Exercise prompt -> Write out every line of the rows below as a JSON list of strings, one string per line, skipping any blank lines.

######

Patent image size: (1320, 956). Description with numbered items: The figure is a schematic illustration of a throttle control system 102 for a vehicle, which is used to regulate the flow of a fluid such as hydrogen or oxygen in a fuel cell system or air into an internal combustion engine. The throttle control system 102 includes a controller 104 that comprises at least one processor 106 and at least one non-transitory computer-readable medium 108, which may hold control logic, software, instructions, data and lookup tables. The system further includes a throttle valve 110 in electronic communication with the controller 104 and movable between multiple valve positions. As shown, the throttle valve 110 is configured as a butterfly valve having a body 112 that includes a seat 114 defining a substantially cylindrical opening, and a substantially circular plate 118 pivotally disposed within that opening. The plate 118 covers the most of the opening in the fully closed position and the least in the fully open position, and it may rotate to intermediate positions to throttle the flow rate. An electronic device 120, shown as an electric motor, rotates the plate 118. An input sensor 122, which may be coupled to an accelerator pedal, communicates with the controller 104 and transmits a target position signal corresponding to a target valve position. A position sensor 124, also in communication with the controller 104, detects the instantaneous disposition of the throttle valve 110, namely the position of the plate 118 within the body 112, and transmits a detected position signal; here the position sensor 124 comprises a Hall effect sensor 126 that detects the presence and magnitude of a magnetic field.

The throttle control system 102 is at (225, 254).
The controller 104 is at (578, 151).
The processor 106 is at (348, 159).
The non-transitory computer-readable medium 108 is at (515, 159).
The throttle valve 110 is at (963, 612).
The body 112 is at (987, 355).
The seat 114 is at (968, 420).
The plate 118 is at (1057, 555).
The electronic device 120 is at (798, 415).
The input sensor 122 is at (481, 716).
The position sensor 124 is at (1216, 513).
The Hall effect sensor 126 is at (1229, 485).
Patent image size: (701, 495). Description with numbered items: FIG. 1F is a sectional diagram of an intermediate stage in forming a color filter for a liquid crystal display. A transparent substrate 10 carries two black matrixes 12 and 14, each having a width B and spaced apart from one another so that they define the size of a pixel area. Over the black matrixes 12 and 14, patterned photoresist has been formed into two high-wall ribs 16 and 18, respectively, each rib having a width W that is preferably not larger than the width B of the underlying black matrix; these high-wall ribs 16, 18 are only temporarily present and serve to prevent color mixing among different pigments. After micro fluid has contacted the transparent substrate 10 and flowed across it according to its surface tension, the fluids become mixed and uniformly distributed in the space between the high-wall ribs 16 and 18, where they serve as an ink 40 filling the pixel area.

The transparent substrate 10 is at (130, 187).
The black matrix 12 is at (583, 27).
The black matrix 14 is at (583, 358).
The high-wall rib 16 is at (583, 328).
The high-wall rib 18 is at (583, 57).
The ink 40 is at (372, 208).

######

Solution to this task ->
[
  "Patent image size: (1320, 956). Description with numbered items: The figure is a schematic illustration of a throttle control system 102 for a vehicle, which is used to regulate the flow of a fluid such as hydrogen or oxygen in a fuel cell system or air into an internal combustion engine. The throttle control system 102 includes a controller 104 that comprises at least one processor 106 and at least one non-transitory computer-readable medium 108, which may hold control logic, software, instructions, data and lookup tables. The system further includes a throttle valve 110 in electronic communication with the controller 104 and movable between multiple valve positions. As shown, the throttle valve 110 is configured as a butterfly valve having a body 112 that includes a seat 114 defining a substantially cylindrical opening, and a substantially circular plate 118 pivotally disposed within that opening. The plate 118 covers the most of the opening in the fully closed position and the least in the fully open position, and it may rotate to intermediate positions to throttle the flow rate. An electronic device 120, shown as an electric motor, rotates the plate 118. An input sensor 122, which may be coupled to an accelerator pedal, communicates with the controller 104 and transmits a target position signal corresponding to a target valve position. A position sensor 124, also in communication with the controller 104, detects the instantaneous disposition of the throttle valve 110, namely the position of the plate 118 within the body 112, and transmits a detected position signal; here the position sensor 124 comprises a Hall effect sensor 126 that detects the presence and magnitude of a magnetic field.",
  "The throttle control system 102 is at (225, 254).",
  "The controller 104 is at (578, 151).",
  "The processor 106 is at (348, 159).",
  "The non-transitory computer-readable medium 108 is at (515, 159).",
  "The throttle valve 110 is at (963, 612).",
  "The body 112 is at (987, 355).",
  "The seat 114 is at (968, 420).",
  "The plate 118 is at (1057, 555).",
  "The electronic device 120 is at (798, 415).",
  "The input sensor 122 is at (481, 716).",
  "The position sensor 124 is at (1216, 513).",
  "The Hall effect sensor 126 is at (1229, 485).",
  "Patent image size: (701, 495). Description with numbered items: FIG. 1F is a sectional diagram of an intermediate stage in forming a color filter for a liquid crystal display. A transparent substrate 10 carries two black matrixes 12 and 14, each having a width B and spaced apart from one another so that they define the size of a pixel area. Over the black matrixes 12 and 14, patterned photoresist has been formed into two high-wall ribs 16 and 18, respectively, each rib having a width W that is preferably not larger than the width B of the underlying black matrix; these high-wall ribs 16, 18 are only temporarily present and serve to prevent color mixing among different pigments. After micro fluid has contacted the transparent substrate 10 and flowed across it according to its surface tension, the fluids become mixed and uniformly distributed in the space between the high-wall ribs 16 and 18, where they serve as an ink 40 filling the pixel area.",
  "The transparent substrate 10 is at (130, 187).",
  "The black matrix 12 is at (583, 27).",
  "The black matrix 14 is at (583, 358).",
  "The high-wall rib 16 is at (583, 328).",
  "The high-wall rib 18 is at (583, 57).",
  "The ink 40 is at (372, 208)."
]